- DIRECTIONS FOR THIS TASK:
Exactly reproduce the line that contains "Output a JSON" and all lines after it in the entries below, through the very last line.

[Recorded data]
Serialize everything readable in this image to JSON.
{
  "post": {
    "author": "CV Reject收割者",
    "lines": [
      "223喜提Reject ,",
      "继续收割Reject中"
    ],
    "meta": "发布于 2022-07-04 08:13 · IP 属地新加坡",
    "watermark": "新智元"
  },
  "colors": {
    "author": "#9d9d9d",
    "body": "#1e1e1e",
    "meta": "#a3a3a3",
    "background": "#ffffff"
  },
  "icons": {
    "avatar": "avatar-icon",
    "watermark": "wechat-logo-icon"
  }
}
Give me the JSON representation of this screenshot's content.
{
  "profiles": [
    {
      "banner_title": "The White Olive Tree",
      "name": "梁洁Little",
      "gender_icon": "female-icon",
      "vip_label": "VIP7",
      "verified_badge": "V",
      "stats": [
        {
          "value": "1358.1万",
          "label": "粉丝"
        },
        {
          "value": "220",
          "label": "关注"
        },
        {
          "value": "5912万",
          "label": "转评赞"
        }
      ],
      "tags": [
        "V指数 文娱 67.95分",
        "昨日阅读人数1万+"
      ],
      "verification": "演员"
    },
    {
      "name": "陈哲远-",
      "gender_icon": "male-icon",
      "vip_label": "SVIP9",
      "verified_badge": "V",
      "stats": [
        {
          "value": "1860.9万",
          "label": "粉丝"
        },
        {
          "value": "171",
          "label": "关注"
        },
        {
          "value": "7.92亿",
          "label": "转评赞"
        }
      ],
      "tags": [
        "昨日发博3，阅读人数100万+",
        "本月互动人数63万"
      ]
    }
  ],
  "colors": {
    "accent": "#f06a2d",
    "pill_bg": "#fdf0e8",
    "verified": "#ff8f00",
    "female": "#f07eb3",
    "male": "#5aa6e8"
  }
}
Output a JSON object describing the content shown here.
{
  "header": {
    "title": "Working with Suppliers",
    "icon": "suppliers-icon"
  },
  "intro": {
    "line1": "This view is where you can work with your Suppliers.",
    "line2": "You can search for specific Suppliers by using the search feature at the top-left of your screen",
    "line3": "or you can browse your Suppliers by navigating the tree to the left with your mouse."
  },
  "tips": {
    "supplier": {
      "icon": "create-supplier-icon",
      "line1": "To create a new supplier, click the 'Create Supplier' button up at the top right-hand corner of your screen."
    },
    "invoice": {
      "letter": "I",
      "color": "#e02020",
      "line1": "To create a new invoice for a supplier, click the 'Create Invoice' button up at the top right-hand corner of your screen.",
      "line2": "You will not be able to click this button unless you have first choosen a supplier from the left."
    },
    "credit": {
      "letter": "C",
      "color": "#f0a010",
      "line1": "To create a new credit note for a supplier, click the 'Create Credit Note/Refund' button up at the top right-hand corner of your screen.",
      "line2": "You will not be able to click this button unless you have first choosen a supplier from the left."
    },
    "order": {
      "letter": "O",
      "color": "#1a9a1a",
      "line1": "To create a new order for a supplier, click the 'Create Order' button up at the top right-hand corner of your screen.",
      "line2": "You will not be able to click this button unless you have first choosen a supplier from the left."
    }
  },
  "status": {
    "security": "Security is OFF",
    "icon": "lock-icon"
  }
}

- ANSWER TO THIS PROBLEM:
Output a JSON object describing the content shown here.
{
  "header": {
    "title": "Working with Suppliers",
    "icon": "suppliers-icon"
  },
  "intro": {
    "line1": "This view is where you can work with your Suppliers.",
    "line2": "You can search for specific Suppliers by using the search feature at the top-left of your screen",
    "line3": "or you can browse your Suppliers by navigating the tree to the left with your mouse."
  },
  "tips": {
    "supplier": {
      "icon": "create-supplier-icon",
      "line1": "To create a new supplier, click the 'Create Supplier' button up at the top right-hand corner of your screen."
    },
    "invoice": {
      "letter": "I",
      "color": "#e02020",
      "line1": "To create a new invoice for a supplier, click the 'Create Invoice' button up at the top right-hand corner of your screen.",
      "line2": "You will not be able to click this button unless you have first choosen a supplier from the left."
    },
    "credit": {
      "letter": "C",
      "color": "#f0a010",
      "line1": "To create a new credit note for a supplier, click the 'Create Credit Note/Refund' button up at the top right-hand corner of your screen.",
      "line2": "You will not be able to click this button unless you have first choosen a supplier from the left."
    },
    "order": {
      "letter": "O",
      "color": "#1a9a1a",
      "line1": "To create a new order for a supplier, click the 'Create Order' button up at the top right-hand corner of your screen.",
      "line2": "You will not be able to click this button unless you have first choosen a supplier from the left."
    }
  },
  "status": {
    "security": "Security is OFF",
    "icon": "lock-icon"
  }
}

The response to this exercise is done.